**EXTRACTED MATERIAL**
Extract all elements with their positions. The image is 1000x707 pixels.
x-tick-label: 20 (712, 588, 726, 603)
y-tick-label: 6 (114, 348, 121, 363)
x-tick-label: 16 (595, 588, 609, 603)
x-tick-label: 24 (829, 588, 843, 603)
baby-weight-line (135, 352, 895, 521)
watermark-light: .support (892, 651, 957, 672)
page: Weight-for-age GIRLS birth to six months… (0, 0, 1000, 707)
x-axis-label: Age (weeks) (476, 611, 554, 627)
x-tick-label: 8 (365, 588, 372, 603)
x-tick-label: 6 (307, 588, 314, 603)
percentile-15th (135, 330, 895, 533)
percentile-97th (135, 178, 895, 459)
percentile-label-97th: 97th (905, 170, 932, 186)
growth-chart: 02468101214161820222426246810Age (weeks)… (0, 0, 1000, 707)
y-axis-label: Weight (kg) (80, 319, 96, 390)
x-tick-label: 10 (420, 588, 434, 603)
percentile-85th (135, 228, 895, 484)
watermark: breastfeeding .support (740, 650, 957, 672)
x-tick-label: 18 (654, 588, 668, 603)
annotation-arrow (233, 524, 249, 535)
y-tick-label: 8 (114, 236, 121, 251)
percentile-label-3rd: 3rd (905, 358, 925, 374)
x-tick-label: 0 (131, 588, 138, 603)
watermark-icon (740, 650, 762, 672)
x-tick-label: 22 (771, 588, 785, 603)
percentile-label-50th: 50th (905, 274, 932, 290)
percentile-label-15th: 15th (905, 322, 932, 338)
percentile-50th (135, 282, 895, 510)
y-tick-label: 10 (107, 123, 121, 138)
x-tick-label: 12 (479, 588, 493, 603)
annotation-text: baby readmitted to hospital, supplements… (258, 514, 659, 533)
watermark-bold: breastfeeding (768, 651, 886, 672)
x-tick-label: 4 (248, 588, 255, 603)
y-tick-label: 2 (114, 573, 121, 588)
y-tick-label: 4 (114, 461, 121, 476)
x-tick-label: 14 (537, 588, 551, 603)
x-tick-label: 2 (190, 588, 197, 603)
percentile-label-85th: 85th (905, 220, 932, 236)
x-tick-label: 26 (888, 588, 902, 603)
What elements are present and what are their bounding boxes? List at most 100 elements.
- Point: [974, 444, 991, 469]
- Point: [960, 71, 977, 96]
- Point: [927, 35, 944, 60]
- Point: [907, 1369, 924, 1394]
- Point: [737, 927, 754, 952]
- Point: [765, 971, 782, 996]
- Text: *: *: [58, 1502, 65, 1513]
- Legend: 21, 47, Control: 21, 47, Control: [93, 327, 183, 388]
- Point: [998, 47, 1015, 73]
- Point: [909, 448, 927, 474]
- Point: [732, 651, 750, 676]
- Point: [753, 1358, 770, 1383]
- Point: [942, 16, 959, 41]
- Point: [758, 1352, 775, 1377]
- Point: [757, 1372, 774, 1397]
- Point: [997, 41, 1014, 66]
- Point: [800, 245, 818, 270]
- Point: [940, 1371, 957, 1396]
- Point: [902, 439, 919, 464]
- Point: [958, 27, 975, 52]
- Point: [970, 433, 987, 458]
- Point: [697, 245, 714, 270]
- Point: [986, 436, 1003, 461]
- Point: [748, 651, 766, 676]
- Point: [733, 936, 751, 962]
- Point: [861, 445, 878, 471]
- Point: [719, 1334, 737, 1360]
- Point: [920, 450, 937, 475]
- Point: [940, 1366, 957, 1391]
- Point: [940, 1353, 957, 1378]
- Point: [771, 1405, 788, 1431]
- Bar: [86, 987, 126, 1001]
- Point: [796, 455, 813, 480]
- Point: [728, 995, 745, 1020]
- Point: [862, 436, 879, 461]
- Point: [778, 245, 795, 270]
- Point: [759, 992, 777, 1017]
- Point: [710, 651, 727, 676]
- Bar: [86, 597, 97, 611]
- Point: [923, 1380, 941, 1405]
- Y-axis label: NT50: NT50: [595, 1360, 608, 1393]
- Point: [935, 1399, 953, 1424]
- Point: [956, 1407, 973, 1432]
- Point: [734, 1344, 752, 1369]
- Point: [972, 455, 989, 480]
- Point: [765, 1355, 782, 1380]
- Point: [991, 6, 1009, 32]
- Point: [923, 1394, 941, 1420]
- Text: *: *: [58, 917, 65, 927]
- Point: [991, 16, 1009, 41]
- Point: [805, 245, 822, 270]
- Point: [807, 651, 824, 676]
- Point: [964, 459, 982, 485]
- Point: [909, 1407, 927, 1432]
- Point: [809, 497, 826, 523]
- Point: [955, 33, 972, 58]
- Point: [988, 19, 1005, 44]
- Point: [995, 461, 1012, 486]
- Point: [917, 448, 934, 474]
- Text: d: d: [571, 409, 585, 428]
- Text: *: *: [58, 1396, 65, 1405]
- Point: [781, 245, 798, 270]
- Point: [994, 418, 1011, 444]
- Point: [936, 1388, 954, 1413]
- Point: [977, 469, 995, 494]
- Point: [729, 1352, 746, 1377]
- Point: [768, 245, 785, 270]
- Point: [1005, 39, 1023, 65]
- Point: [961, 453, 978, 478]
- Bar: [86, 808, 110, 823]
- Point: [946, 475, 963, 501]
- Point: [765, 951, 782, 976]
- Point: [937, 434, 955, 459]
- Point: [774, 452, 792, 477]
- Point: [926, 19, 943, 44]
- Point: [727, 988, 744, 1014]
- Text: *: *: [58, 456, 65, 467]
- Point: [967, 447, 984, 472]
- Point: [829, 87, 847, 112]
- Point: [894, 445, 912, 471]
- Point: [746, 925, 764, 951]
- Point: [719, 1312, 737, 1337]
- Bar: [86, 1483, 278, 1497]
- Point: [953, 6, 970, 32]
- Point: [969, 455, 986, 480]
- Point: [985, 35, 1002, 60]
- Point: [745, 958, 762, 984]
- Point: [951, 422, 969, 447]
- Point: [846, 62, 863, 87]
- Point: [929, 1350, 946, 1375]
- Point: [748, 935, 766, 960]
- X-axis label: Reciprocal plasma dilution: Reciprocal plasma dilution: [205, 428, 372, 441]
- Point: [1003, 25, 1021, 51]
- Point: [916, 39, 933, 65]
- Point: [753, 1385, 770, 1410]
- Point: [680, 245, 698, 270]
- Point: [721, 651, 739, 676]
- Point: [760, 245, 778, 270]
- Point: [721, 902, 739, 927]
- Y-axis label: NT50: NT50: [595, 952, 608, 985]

**WRITTEN INSTRUCTION**
Convert the data, from its first line up to and including the line with "percentile-label-97th: 97th (905, 170, 932, 186)", into a Markdown table with the columns Row and Line, numbering each row and leaving out blank lines.

**SOLVED PROBLEM**
| Row | Line |
|---|---|
| 1 | Extract all elements with their positions. The image is 1000x707 pixels. |
| 2 | x-tick-label: 20 (712, 588, 726, 603) |
| 3 | y-tick-label: 6 (114, 348, 121, 363) |
| 4 | x-tick-label: 16 (595, 588, 609, 603) |
| 5 | x-tick-label: 24 (829, 588, 843, 603) |
| 6 | baby-weight-line (135, 352, 895, 521) |
| 7 | watermark-light: .support (892, 651, 957, 672) |
| 8 | page: Weight-for-age GIRLS birth to six months… (0, 0, 1000, 707) |
| 9 | x-axis-label: Age (weeks) (476, 611, 554, 627) |
| 10 | x-tick-label: 8 (365, 588, 372, 603) |
| 11 | x-tick-label: 6 (307, 588, 314, 603) |
| 12 | percentile-15th (135, 330, 895, 533) |
| 13 | percentile-97th (135, 178, 895, 459) |
| 14 | percentile-label-97th: 97th (905, 170, 932, 186) |